-- Begin INPUT ROWS --

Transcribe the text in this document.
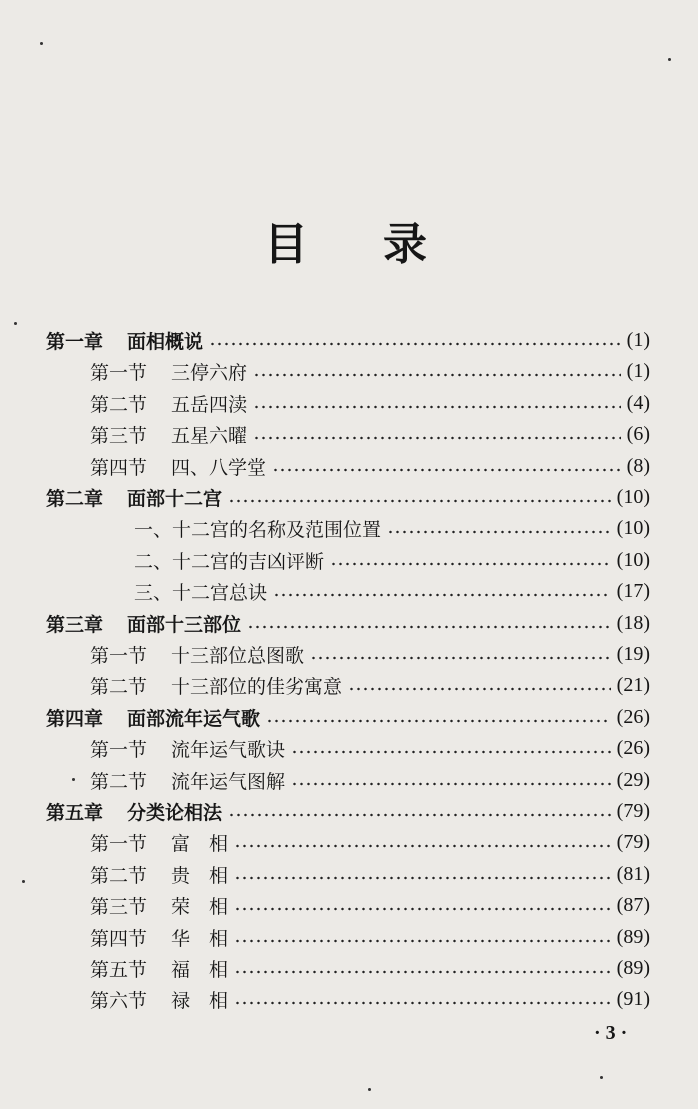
目 录
第一章 面相概说	(1)
第一节 三停六府	(1)
第二节 五岳四渎	(4)
第三节 五星六曜	(6)
第四节 四、八学堂	(8)
第二章 面部十二宫	(10)
一、十二宫的名称及范围位置	(10)
二、十二宫的吉凶评断	(10)
三、十二宫总诀	(17)
第三章 面部十三部位	(18)
第一节 十三部位总图歌	(19)
第二节 十三部位的佳劣寓意	(21)
第四章 面部流年运气歌	(26)
第一节 流年运气歌诀	(26)
第二节 流年运气图解	(29)
第五章 分类论相法	(79)
第一节 富　相	(79)
第二节 贵　相	(81)
第三节 荣　相	(87)
第四节 华　相	(89)
第五节 福　相	(89)
第六节 禄　相	(91)
· 3 ·
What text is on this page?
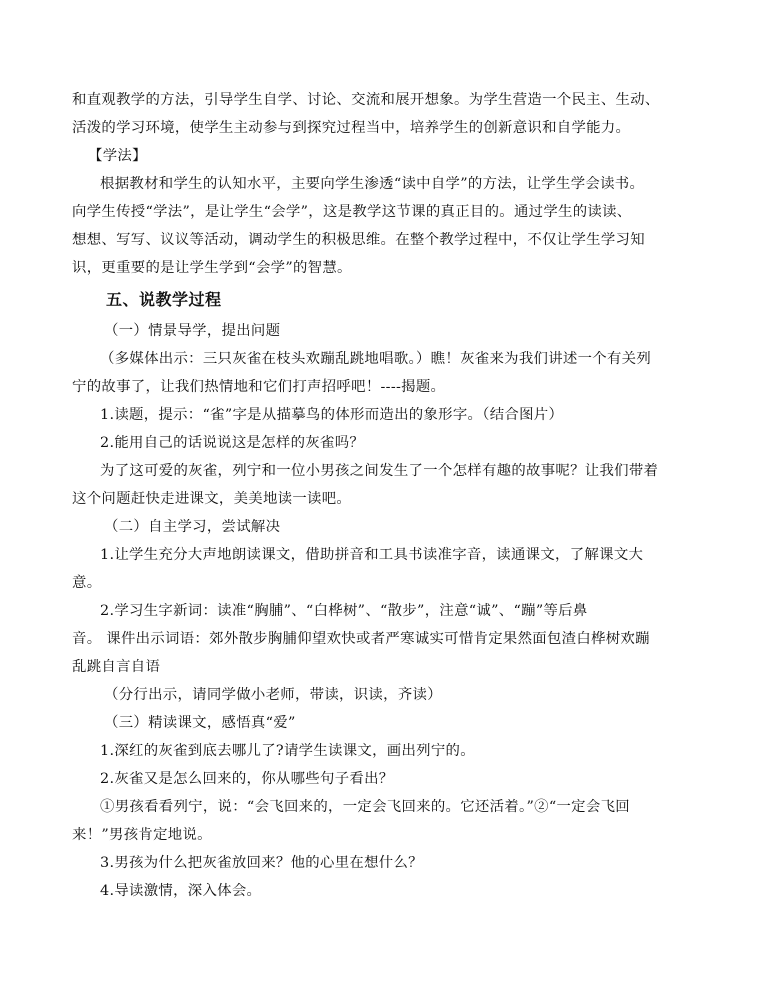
和直观教学的方法，引导学生自学、讨论、交流和展开想象。为学生营造一个民主、生动、
活泼的学习环境，使学生主动参与到探究过程当中，培养学生的创新意识和自学能力。
【学法】
根据教材和学生的认知水平，主要向学生渗透“读中自学”的方法，让学生学会读书。
向学生传授“学法”，是让学生“会学”，这是教学这节课的真正目的。通过学生的读读、
想想、写写、议议等活动，调动学生的积极思维。在整个教学过程中，不仅让学生学习知
识，更重要的是让学生学到“会学”的智慧。
五、说教学过程
（一）情景导学，提出问题
（多媒体出示：三只灰雀在枝头欢蹦乱跳地唱歌。）瞧！灰雀来为我们讲述一个有关列
宁的故事了，让我们热情地和它们打声招呼吧！----揭题。
1.读题，提示：“雀”字是从描摹鸟的体形而造出的象形字。（结合图片）
2.能用自己的话说说这是怎样的灰雀吗？
为了这可爱的灰雀，列宁和一位小男孩之间发生了一个怎样有趣的故事呢？让我们带着
这个问题赶快走进课文，美美地读一读吧。
（二）自主学习，尝试解决
1.让学生充分大声地朗读课文，借助拼音和工具书读准字音，读通课文，了解课文大
意。
2.学习生字新词：读准“胸脯”、“白桦树”、“散步”，注意“诚”、“蹦”等后鼻
音。 课件出示词语：郊外散步胸脯仰望欢快或者严寒诚实可惜肯定果然面包渣白桦树欢蹦
乱跳自言自语
（分行出示，请同学做小老师，带读，识读，齐读）
（三）精读课文，感悟真“爱”
1.深红的灰雀到底去哪儿了?请学生读课文，画出列宁的。
2.灰雀又是怎么回来的，你从哪些句子看出？
①男孩看看列宁，说：“会飞回来的，一定会飞回来的。它还活着。”②“一定会飞回
来！”男孩肯定地说。
3.男孩为什么把灰雀放回来？他的心里在想什么？
4.导读激情，深入体会。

-- End INPUT ROWS --

*WHAT YOU HAVE TO DO*
All of the material above should be reproduced exactly, except the pictures.

*THE OUTPUT*
Transcribe the text in this document.
目 录
第一章 面相概说	(1)
第一节 三停六府	(1)
第二节 五岳四渎	(4)
第三节 五星六曜	(6)
第四节 四、八学堂	(8)
第二章 面部十二宫	(10)
一、十二宫的名称及范围位置	(10)
二、十二宫的吉凶评断	(10)
三、十二宫总诀	(17)
第三章 面部十三部位	(18)
第一节 十三部位总图歌	(19)
第二节 十三部位的佳劣寓意	(21)
第四章 面部流年运气歌	(26)
第一节 流年运气歌诀	(26)
第二节 流年运气图解	(29)
第五章 分类论相法	(79)
第一节 富　相	(79)
第二节 贵　相	(81)
第三节 荣　相	(87)
第四节 华　相	(89)
第五节 福　相	(89)
第六节 禄　相	(91)
· 3 ·
What text is on this page?
和直观教学的方法，引导学生自学、讨论、交流和展开想象。为学生营造一个民主、生动、
活泼的学习环境，使学生主动参与到探究过程当中，培养学生的创新意识和自学能力。
【学法】
根据教材和学生的认知水平，主要向学生渗透“读中自学”的方法，让学生学会读书。
向学生传授“学法”，是让学生“会学”，这是教学这节课的真正目的。通过学生的读读、
想想、写写、议议等活动，调动学生的积极思维。在整个教学过程中，不仅让学生学习知
识，更重要的是让学生学到“会学”的智慧。
五、说教学过程
（一）情景导学，提出问题
（多媒体出示：三只灰雀在枝头欢蹦乱跳地唱歌。）瞧！灰雀来为我们讲述一个有关列
宁的故事了，让我们热情地和它们打声招呼吧！----揭题。
1.读题，提示：“雀”字是从描摹鸟的体形而造出的象形字。（结合图片）
2.能用自己的话说说这是怎样的灰雀吗？
为了这可爱的灰雀，列宁和一位小男孩之间发生了一个怎样有趣的故事呢？让我们带着
这个问题赶快走进课文，美美地读一读吧。
（二）自主学习，尝试解决
1.让学生充分大声地朗读课文，借助拼音和工具书读准字音，读通课文，了解课文大
意。
2.学习生字新词：读准“胸脯”、“白桦树”、“散步”，注意“诚”、“蹦”等后鼻
音。 课件出示词语：郊外散步胸脯仰望欢快或者严寒诚实可惜肯定果然面包渣白桦树欢蹦
乱跳自言自语
（分行出示，请同学做小老师，带读，识读，齐读）
（三）精读课文，感悟真“爱”
1.深红的灰雀到底去哪儿了?请学生读课文，画出列宁的。
2.灰雀又是怎么回来的，你从哪些句子看出？
①男孩看看列宁，说：“会飞回来的，一定会飞回来的。它还活着。”②“一定会飞回
来！”男孩肯定地说。
3.男孩为什么把灰雀放回来？他的心里在想什么？
4.导读激情，深入体会。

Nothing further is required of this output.